Transcribe each line exactly.
* * * * * * * * *
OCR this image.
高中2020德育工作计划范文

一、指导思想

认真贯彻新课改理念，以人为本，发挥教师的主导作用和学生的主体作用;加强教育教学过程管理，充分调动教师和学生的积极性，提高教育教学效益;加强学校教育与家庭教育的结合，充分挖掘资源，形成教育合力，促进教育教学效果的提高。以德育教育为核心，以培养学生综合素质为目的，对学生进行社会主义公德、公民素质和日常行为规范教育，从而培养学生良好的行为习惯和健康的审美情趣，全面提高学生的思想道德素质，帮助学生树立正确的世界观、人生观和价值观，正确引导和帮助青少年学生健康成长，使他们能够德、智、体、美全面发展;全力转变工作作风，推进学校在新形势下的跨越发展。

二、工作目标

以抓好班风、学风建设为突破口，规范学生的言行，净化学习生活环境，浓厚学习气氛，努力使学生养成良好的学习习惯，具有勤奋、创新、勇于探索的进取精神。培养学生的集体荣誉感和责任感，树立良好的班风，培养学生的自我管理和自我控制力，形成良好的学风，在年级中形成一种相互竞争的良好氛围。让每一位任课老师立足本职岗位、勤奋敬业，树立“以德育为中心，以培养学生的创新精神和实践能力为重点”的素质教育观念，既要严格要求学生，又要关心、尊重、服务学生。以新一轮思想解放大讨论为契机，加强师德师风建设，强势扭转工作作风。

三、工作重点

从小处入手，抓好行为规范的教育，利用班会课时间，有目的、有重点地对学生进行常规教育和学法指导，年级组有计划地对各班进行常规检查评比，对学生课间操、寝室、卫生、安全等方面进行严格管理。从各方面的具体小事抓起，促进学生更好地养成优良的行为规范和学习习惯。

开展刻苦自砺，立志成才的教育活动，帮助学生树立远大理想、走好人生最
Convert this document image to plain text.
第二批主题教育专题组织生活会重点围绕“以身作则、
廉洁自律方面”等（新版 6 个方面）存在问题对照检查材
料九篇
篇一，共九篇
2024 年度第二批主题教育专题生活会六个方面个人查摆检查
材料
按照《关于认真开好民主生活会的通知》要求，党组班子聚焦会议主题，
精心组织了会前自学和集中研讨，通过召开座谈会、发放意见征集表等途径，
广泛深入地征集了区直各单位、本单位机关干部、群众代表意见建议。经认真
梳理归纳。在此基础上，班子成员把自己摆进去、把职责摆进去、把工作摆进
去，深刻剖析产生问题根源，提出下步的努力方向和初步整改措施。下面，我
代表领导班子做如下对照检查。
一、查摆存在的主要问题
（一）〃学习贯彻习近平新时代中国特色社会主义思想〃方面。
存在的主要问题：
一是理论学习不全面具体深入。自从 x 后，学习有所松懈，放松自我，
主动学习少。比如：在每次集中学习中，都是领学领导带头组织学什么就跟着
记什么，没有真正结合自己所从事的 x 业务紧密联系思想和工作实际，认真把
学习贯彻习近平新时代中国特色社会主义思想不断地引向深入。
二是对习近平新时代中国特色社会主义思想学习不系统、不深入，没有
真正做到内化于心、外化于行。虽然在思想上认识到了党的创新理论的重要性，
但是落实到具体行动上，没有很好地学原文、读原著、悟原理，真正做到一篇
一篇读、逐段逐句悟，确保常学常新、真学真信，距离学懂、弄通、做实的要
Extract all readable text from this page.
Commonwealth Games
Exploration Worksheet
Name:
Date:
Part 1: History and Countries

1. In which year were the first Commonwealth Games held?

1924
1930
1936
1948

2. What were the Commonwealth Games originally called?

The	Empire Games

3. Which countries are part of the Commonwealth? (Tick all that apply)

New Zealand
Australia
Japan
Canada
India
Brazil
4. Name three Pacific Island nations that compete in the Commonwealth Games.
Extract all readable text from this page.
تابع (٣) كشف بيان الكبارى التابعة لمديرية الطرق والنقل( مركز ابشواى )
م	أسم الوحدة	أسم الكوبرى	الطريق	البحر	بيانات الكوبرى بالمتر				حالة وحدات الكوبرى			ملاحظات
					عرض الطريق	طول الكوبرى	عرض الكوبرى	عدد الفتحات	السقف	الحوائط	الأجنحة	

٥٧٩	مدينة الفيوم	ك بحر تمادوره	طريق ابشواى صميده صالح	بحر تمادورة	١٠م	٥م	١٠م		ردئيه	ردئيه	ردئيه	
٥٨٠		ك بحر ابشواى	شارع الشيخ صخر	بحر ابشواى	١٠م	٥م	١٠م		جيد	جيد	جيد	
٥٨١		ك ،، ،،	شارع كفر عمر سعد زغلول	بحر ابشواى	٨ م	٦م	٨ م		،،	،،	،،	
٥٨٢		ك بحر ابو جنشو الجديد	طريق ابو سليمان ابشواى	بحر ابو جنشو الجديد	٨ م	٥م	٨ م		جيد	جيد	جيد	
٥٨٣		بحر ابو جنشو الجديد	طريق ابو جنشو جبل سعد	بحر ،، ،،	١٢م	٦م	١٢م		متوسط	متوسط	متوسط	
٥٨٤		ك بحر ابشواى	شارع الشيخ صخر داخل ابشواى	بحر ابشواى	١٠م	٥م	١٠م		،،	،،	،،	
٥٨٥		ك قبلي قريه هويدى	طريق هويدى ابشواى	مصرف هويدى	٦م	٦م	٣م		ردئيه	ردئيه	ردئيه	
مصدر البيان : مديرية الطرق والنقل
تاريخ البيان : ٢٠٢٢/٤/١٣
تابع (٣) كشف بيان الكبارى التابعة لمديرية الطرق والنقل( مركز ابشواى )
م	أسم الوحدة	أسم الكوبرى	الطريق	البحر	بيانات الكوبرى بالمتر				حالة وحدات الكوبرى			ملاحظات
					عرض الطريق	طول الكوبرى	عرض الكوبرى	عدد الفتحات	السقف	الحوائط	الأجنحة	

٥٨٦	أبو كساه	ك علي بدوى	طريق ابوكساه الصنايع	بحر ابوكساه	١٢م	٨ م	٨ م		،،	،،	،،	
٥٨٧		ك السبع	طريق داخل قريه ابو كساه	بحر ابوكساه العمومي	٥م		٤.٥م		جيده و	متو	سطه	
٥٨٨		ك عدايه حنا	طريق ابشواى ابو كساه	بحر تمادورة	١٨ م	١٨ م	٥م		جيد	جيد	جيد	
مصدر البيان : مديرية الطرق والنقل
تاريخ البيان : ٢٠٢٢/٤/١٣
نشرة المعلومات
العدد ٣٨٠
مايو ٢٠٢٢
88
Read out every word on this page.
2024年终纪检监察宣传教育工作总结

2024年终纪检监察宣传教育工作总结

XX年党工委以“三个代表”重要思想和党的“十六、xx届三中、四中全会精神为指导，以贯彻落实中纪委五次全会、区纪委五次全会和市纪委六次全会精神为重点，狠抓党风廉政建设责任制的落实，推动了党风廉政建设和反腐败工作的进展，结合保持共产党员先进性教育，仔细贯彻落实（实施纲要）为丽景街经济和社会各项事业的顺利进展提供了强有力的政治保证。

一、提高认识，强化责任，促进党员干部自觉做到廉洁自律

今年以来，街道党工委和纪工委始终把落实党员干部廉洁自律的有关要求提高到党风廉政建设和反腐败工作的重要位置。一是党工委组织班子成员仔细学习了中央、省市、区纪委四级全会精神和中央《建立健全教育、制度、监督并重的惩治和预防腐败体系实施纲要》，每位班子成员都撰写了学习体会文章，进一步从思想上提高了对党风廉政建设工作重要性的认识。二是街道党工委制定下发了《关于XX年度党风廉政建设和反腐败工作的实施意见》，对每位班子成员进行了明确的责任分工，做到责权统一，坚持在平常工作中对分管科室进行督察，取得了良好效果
* * * * * * * * *
*Answer for this exercise*
OCR this image.
高中2020德育工作计划范文

一、指导思想

认真贯彻新课改理念，以人为本，发挥教师的主导作用和学生的主体作用;加强教育教学过程管理，充分调动教师和学生的积极性，提高教育教学效益;加强学校教育与家庭教育的结合，充分挖掘资源，形成教育合力，促进教育教学效果的提高。以德育教育为核心，以培养学生综合素质为目的，对学生进行社会主义公德、公民素质和日常行为规范教育，从而培养学生良好的行为习惯和健康的审美情趣，全面提高学生的思想道德素质，帮助学生树立正确的世界观、人生观和价值观，正确引导和帮助青少年学生健康成长，使他们能够德、智、体、美全面发展;全力转变工作作风，推进学校在新形势下的跨越发展。

二、工作目标

以抓好班风、学风建设为突破口，规范学生的言行，净化学习生活环境，浓厚学习气氛，努力使学生养成良好的学习习惯，具有勤奋、创新、勇于探索的进取精神。培养学生的集体荣誉感和责任感，树立良好的班风，培养学生的自我管理和自我控制力，形成良好的学风，在年级中形成一种相互竞争的良好氛围。让每一位任课老师立足本职岗位、勤奋敬业，树立“以德育为中心，以培养学生的创新精神和实践能力为重点”的素质教育观念，既要严格要求学生，又要关心、尊重、服务学生。以新一轮思想解放大讨论为契机，加强师德师风建设，强势扭转工作作风。

三、工作重点

从小处入手，抓好行为规范的教育，利用班会课时间，有目的、有重点地对学生进行常规教育和学法指导，年级组有计划地对各班进行常规检查评比，对学生课间操、寝室、卫生、安全等方面进行严格管理。从各方面的具体小事抓起，促进学生更好地养成优良的行为规范和学习习惯。

开展刻苦自砺，立志成才的教育活动，帮助学生树立远大理想、走好人生最
Convert this document image to plain text.
第二批主题教育专题组织生活会重点围绕“以身作则、
廉洁自律方面”等（新版 6 个方面）存在问题对照检查材
料九篇
篇一，共九篇
2024 年度第二批主题教育专题生活会六个方面个人查摆检查
材料
按照《关于认真开好民主生活会的通知》要求，党组班子聚焦会议主题，
精心组织了会前自学和集中研讨，通过召开座谈会、发放意见征集表等途径，
广泛深入地征集了区直各单位、本单位机关干部、群众代表意见建议。经认真
梳理归纳。在此基础上，班子成员把自己摆进去、把职责摆进去、把工作摆进
去，深刻剖析产生问题根源，提出下步的努力方向和初步整改措施。下面，我
代表领导班子做如下对照检查。
一、查摆存在的主要问题
（一）〃学习贯彻习近平新时代中国特色社会主义思想〃方面。
存在的主要问题：
一是理论学习不全面具体深入。自从 x 后，学习有所松懈，放松自我，
主动学习少。比如：在每次集中学习中，都是领学领导带头组织学什么就跟着
记什么，没有真正结合自己所从事的 x 业务紧密联系思想和工作实际，认真把
学习贯彻习近平新时代中国特色社会主义思想不断地引向深入。
二是对习近平新时代中国特色社会主义思想学习不系统、不深入，没有
真正做到内化于心、外化于行。虽然在思想上认识到了党的创新理论的重要性，
但是落实到具体行动上，没有很好地学原文、读原著、悟原理，真正做到一篇
一篇读、逐段逐句悟，确保常学常新、真学真信，距离学懂、弄通、做实的要
Extract all readable text from this page.
Commonwealth Games
Exploration Worksheet
Name:
Date:
Part 1: History and Countries

1. In which year were the first Commonwealth Games held?

1924
1930
1936
1948

2. What were the Commonwealth Games originally called?

The	Empire Games

3. Which countries are part of the Commonwealth? (Tick all that apply)

New Zealand
Australia
Japan
Canada
India
Brazil
4. Name three Pacific Island nations that compete in the Commonwealth Games.
Extract all readable text from this page.
تابع (٣) كشف بيان الكبارى التابعة لمديرية الطرق والنقل( مركز ابشواى )
م	أسم الوحدة	أسم الكوبرى	الطريق	البحر	بيانات الكوبرى بالمتر				حالة وحدات الكوبرى			ملاحظات
					عرض الطريق	طول الكوبرى	عرض الكوبرى	عدد الفتحات	السقف	الحوائط	الأجنحة	

٥٧٩	مدينة الفيوم	ك بحر تمادوره	طريق ابشواى صميده صالح	بحر تمادورة	١٠م	٥م	١٠م		ردئيه	ردئيه	ردئيه	
٥٨٠		ك بحر ابشواى	شارع الشيخ صخر	بحر ابشواى	١٠م	٥م	١٠م		جيد	جيد	جيد	
٥٨١		ك ،، ،،	شارع كفر عمر سعد زغلول	بحر ابشواى	٨ م	٦م	٨ م		،،	،،	،،	
٥٨٢		ك بحر ابو جنشو الجديد	طريق ابو سليمان ابشواى	بحر ابو جنشو الجديد	٨ م	٥م	٨ م		جيد	جيد	جيد	
٥٨٣		بحر ابو جنشو الجديد	طريق ابو جنشو جبل سعد	بحر ،، ،،	١٢م	٦م	١٢م		متوسط	متوسط	متوسط	
٥٨٤		ك بحر ابشواى	شارع الشيخ صخر داخل ابشواى	بحر ابشواى	١٠م	٥م	١٠م		،،	،،	،،	
٥٨٥		ك قبلي قريه هويدى	طريق هويدى ابشواى	مصرف هويدى	٦م	٦م	٣م		ردئيه	ردئيه	ردئيه	
مصدر البيان : مديرية الطرق والنقل
تاريخ البيان : ٢٠٢٢/٤/١٣
تابع (٣) كشف بيان الكبارى التابعة لمديرية الطرق والنقل( مركز ابشواى )
م	أسم الوحدة	أسم الكوبرى	الطريق	البحر	بيانات الكوبرى بالمتر				حالة وحدات الكوبرى			ملاحظات
					عرض الطريق	طول الكوبرى	عرض الكوبرى	عدد الفتحات	السقف	الحوائط	الأجنحة	

٥٨٦	أبو كساه	ك علي بدوى	طريق ابوكساه الصنايع	بحر ابوكساه	١٢م	٨ م	٨ م		،،	،،	،،	
٥٨٧		ك السبع	طريق داخل قريه ابو كساه	بحر ابوكساه العمومي	٥م		٤.٥م		جيده و	متو	سطه	
٥٨٨		ك عدايه حنا	طريق ابشواى ابو كساه	بحر تمادورة	١٨ م	١٨ م	٥م		جيد	جيد	جيد	
مصدر البيان : مديرية الطرق والنقل
تاريخ البيان : ٢٠٢٢/٤/١٣
نشرة المعلومات
العدد ٣٨٠
مايو ٢٠٢٢
88
Read out every word on this page.
2024年终纪检监察宣传教育工作总结

2024年终纪检监察宣传教育工作总结

XX年党工委以“三个代表”重要思想和党的“十六、xx届三中、四中全会精神为指导，以贯彻落实中纪委五次全会、区纪委五次全会和市纪委六次全会精神为重点，狠抓党风廉政建设责任制的落实，推动了党风廉政建设和反腐败工作的进展，结合保持共产党员先进性教育，仔细贯彻落实（实施纲要）为丽景街经济和社会各项事业的顺利进展提供了强有力的政治保证。

一、提高认识，强化责任，促进党员干部自觉做到廉洁自律

今年以来，街道党工委和纪工委始终把落实党员干部廉洁自律的有关要求提高到党风廉政建设和反腐败工作的重要位置。一是党工委组织班子成员仔细学习了中央、省市、区纪委四级全会精神和中央《建立健全教育、制度、监督并重的惩治和预防腐败体系实施纲要》，每位班子成员都撰写了学习体会文章，进一步从思想上提高了对党风廉政建设工作重要性的认识。二是街道党工委制定下发了《关于XX年度党风廉政建设和反腐败工作的实施意见》，对每位班子成员进行了明确的责任分工，做到责权统一，坚持在平常工作中对分管科室进行督察，取得了良好效果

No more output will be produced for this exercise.